## Given records:
------------------------------------------------------------------------
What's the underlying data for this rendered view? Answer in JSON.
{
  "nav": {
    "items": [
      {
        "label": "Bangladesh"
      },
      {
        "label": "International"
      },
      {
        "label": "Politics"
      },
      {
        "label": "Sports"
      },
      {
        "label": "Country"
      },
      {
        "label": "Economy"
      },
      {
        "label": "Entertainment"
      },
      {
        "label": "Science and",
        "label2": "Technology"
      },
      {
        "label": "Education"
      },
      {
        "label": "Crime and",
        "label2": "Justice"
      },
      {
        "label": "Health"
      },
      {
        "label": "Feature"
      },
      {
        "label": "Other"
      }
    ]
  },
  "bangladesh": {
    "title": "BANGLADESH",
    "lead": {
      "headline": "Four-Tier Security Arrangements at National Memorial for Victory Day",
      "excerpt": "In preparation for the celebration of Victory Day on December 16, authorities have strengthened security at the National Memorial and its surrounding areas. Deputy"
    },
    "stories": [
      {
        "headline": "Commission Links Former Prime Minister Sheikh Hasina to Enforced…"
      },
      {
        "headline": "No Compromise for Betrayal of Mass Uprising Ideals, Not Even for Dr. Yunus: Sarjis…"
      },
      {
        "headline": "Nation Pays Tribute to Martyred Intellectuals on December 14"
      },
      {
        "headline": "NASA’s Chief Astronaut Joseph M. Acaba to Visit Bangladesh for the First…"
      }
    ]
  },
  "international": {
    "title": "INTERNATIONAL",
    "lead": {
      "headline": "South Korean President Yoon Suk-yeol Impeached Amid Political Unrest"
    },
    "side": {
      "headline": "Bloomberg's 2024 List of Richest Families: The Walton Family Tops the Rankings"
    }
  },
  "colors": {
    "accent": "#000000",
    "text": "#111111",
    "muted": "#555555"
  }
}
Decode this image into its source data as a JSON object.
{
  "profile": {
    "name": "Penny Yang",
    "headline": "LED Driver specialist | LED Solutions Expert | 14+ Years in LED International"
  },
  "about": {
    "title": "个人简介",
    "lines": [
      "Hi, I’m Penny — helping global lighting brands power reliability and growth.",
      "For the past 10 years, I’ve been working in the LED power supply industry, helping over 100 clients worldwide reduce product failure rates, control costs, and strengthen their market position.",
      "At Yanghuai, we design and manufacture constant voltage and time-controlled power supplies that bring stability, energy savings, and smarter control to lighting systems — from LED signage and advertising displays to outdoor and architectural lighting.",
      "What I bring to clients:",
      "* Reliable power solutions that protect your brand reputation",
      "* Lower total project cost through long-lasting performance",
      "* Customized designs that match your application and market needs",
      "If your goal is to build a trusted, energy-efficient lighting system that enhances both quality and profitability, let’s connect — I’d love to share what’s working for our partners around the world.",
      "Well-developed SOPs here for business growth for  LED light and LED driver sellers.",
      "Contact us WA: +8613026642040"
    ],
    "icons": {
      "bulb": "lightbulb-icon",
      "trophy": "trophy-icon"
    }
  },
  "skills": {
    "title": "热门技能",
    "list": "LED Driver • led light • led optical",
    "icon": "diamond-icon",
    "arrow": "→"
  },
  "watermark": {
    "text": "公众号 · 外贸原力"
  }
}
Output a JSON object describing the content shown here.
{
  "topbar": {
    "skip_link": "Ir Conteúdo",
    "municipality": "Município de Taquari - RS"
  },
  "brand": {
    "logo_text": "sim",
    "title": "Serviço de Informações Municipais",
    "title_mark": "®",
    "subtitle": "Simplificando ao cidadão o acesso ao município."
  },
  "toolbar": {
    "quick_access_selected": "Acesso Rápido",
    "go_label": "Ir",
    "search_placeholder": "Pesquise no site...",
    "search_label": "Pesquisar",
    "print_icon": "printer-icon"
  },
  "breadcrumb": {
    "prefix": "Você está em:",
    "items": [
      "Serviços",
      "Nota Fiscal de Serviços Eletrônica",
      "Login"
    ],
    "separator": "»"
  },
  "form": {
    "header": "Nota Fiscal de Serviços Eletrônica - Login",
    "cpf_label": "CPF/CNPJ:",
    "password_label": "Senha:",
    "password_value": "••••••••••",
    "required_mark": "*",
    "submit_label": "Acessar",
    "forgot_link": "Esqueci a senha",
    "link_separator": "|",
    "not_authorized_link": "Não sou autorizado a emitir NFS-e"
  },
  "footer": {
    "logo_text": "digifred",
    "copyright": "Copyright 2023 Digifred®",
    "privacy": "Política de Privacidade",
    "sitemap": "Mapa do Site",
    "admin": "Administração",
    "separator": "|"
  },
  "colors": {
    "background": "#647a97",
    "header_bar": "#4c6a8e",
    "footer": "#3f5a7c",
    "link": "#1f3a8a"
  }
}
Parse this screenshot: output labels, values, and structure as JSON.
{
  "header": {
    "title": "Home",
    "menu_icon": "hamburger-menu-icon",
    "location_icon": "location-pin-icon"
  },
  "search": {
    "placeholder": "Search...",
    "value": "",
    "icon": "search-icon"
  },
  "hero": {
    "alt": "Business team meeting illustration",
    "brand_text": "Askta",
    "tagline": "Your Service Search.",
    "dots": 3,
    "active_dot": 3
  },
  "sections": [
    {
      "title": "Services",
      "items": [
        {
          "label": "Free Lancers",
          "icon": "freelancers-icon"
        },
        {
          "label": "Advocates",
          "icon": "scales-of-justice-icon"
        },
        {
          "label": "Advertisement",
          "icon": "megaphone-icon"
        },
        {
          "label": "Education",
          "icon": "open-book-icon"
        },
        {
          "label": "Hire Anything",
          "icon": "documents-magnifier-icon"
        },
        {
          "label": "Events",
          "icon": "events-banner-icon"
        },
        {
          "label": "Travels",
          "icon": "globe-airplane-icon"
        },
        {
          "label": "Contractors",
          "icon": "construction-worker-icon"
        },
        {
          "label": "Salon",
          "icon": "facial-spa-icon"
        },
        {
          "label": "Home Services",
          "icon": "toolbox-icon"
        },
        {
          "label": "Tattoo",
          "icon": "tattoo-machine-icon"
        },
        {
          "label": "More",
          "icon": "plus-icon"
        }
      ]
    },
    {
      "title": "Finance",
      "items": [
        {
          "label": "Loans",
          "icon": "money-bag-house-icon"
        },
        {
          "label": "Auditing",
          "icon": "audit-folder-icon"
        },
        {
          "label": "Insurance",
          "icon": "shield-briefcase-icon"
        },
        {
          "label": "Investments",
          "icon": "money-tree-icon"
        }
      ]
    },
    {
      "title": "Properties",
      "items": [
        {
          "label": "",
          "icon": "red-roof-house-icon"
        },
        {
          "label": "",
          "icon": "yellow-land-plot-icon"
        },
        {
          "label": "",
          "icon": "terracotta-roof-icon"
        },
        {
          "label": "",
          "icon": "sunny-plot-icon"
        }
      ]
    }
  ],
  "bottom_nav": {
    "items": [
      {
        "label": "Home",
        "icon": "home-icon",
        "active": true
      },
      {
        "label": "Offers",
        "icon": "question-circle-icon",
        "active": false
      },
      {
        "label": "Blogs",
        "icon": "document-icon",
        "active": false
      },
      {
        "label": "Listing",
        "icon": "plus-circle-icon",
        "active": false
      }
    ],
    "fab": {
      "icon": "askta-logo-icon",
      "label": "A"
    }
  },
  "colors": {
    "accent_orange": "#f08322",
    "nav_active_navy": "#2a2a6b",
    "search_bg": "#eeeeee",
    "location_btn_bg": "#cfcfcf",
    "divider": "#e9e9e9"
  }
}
------------------------------------------------------------------------
## Stated exercise:
Print all the data exactly.

## Answer to the task:
What's the underlying data for this rendered view? Answer in JSON.
{
  "nav": {
    "items": [
      {
        "label": "Bangladesh"
      },
      {
        "label": "International"
      },
      {
        "label": "Politics"
      },
      {
        "label": "Sports"
      },
      {
        "label": "Country"
      },
      {
        "label": "Economy"
      },
      {
        "label": "Entertainment"
      },
      {
        "label": "Science and",
        "label2": "Technology"
      },
      {
        "label": "Education"
      },
      {
        "label": "Crime and",
        "label2": "Justice"
      },
      {
        "label": "Health"
      },
      {
        "label": "Feature"
      },
      {
        "label": "Other"
      }
    ]
  },
  "bangladesh": {
    "title": "BANGLADESH",
    "lead": {
      "headline": "Four-Tier Security Arrangements at National Memorial for Victory Day",
      "excerpt": "In preparation for the celebration of Victory Day on December 16, authorities have strengthened security at the National Memorial and its surrounding areas. Deputy"
    },
    "stories": [
      {
        "headline": "Commission Links Former Prime Minister Sheikh Hasina to Enforced…"
      },
      {
        "headline": "No Compromise for Betrayal of Mass Uprising Ideals, Not Even for Dr. Yunus: Sarjis…"
      },
      {
        "headline": "Nation Pays Tribute to Martyred Intellectuals on December 14"
      },
      {
        "headline": "NASA’s Chief Astronaut Joseph M. Acaba to Visit Bangladesh for the First…"
      }
    ]
  },
  "international": {
    "title": "INTERNATIONAL",
    "lead": {
      "headline": "South Korean President Yoon Suk-yeol Impeached Amid Political Unrest"
    },
    "side": {
      "headline": "Bloomberg's 2024 List of Richest Families: The Walton Family Tops the Rankings"
    }
  },
  "colors": {
    "accent": "#000000",
    "text": "#111111",
    "muted": "#555555"
  }
}
Decode this image into its source data as a JSON object.
{
  "profile": {
    "name": "Penny Yang",
    "headline": "LED Driver specialist | LED Solutions Expert | 14+ Years in LED International"
  },
  "about": {
    "title": "个人简介",
    "lines": [
      "Hi, I’m Penny — helping global lighting brands power reliability and growth.",
      "For the past 10 years, I’ve been working in the LED power supply industry, helping over 100 clients worldwide reduce product failure rates, control costs, and strengthen their market position.",
      "At Yanghuai, we design and manufacture constant voltage and time-controlled power supplies that bring stability, energy savings, and smarter control to lighting systems — from LED signage and advertising displays to outdoor and architectural lighting.",
      "What I bring to clients:",
      "* Reliable power solutions that protect your brand reputation",
      "* Lower total project cost through long-lasting performance",
      "* Customized designs that match your application and market needs",
      "If your goal is to build a trusted, energy-efficient lighting system that enhances both quality and profitability, let’s connect — I’d love to share what’s working for our partners around the world.",
      "Well-developed SOPs here for business growth for  LED light and LED driver sellers.",
      "Contact us WA: +8613026642040"
    ],
    "icons": {
      "bulb": "lightbulb-icon",
      "trophy": "trophy-icon"
    }
  },
  "skills": {
    "title": "热门技能",
    "list": "LED Driver • led light • led optical",
    "icon": "diamond-icon",
    "arrow": "→"
  },
  "watermark": {
    "text": "公众号 · 外贸原力"
  }
}
Output a JSON object describing the content shown here.
{
  "topbar": {
    "skip_link": "Ir Conteúdo",
    "municipality": "Município de Taquari - RS"
  },
  "brand": {
    "logo_text": "sim",
    "title": "Serviço de Informações Municipais",
    "title_mark": "®",
    "subtitle": "Simplificando ao cidadão o acesso ao município."
  },
  "toolbar": {
    "quick_access_selected": "Acesso Rápido",
    "go_label": "Ir",
    "search_placeholder": "Pesquise no site...",
    "search_label": "Pesquisar",
    "print_icon": "printer-icon"
  },
  "breadcrumb": {
    "prefix": "Você está em:",
    "items": [
      "Serviços",
      "Nota Fiscal de Serviços Eletrônica",
      "Login"
    ],
    "separator": "»"
  },
  "form": {
    "header": "Nota Fiscal de Serviços Eletrônica - Login",
    "cpf_label": "CPF/CNPJ:",
    "password_label": "Senha:",
    "password_value": "••••••••••",
    "required_mark": "*",
    "submit_label": "Acessar",
    "forgot_link": "Esqueci a senha",
    "link_separator": "|",
    "not_authorized_link": "Não sou autorizado a emitir NFS-e"
  },
  "footer": {
    "logo_text": "digifred",
    "copyright": "Copyright 2023 Digifred®",
    "privacy": "Política de Privacidade",
    "sitemap": "Mapa do Site",
    "admin": "Administração",
    "separator": "|"
  },
  "colors": {
    "background": "#647a97",
    "header_bar": "#4c6a8e",
    "footer": "#3f5a7c",
    "link": "#1f3a8a"
  }
}
Parse this screenshot: output labels, values, and structure as JSON.
{
  "header": {
    "title": "Home",
    "menu_icon": "hamburger-menu-icon",
    "location_icon": "location-pin-icon"
  },
  "search": {
    "placeholder": "Search...",
    "value": "",
    "icon": "search-icon"
  },
  "hero": {
    "alt": "Business team meeting illustration",
    "brand_text": "Askta",
    "tagline": "Your Service Search.",
    "dots": 3,
    "active_dot": 3
  },
  "sections": [
    {
      "title": "Services",
      "items": [
        {
          "label": "Free Lancers",
          "icon": "freelancers-icon"
        },
        {
          "label": "Advocates",
          "icon": "scales-of-justice-icon"
        },
        {
          "label": "Advertisement",
          "icon": "megaphone-icon"
        },
        {
          "label": "Education",
          "icon": "open-book-icon"
        },
        {
          "label": "Hire Anything",
          "icon": "documents-magnifier-icon"
        },
        {
          "label": "Events",
          "icon": "events-banner-icon"
        },
        {
          "label": "Travels",
          "icon": "globe-airplane-icon"
        },
        {
          "label": "Contractors",
          "icon": "construction-worker-icon"
        },
        {
          "label": "Salon",
          "icon": "facial-spa-icon"
        },
        {
          "label": "Home Services",
          "icon": "toolbox-icon"
        },
        {
          "label": "Tattoo",
          "icon": "tattoo-machine-icon"
        },
        {
          "label": "More",
          "icon": "plus-icon"
        }
      ]
    },
    {
      "title": "Finance",
      "items": [
        {
          "label": "Loans",
          "icon": "money-bag-house-icon"
        },
        {
          "label": "Auditing",
          "icon": "audit-folder-icon"
        },
        {
          "label": "Insurance",
          "icon": "shield-briefcase-icon"
        },
        {
          "label": "Investments",
          "icon": "money-tree-icon"
        }
      ]
    },
    {
      "title": "Properties",
      "items": [
        {
          "label": "",
          "icon": "red-roof-house-icon"
        },
        {
          "label": "",
          "icon": "yellow-land-plot-icon"
        },
        {
          "label": "",
          "icon": "terracotta-roof-icon"
        },
        {
          "label": "",
          "icon": "sunny-plot-icon"
        }
      ]
    }
  ],
  "bottom_nav": {
    "items": [
      {
        "label": "Home",
        "icon": "home-icon",
        "active": true
      },
      {
        "label": "Offers",
        "icon": "question-circle-icon",
        "active": false
      },
      {
        "label": "Blogs",
        "icon": "document-icon",
        "active": false
      },
      {
        "label": "Listing",
        "icon": "plus-circle-icon",
        "active": false
      }
    ],
    "fab": {
      "icon": "askta-logo-icon",
      "label": "A"
    }
  },
  "colors": {
    "accent_orange": "#f08322",
    "nav_active_navy": "#2a2a6b",
    "search_bg": "#eeeeee",
    "location_btn_bg": "#cfcfcf",
    "divider": "#e9e9e9"
  }
}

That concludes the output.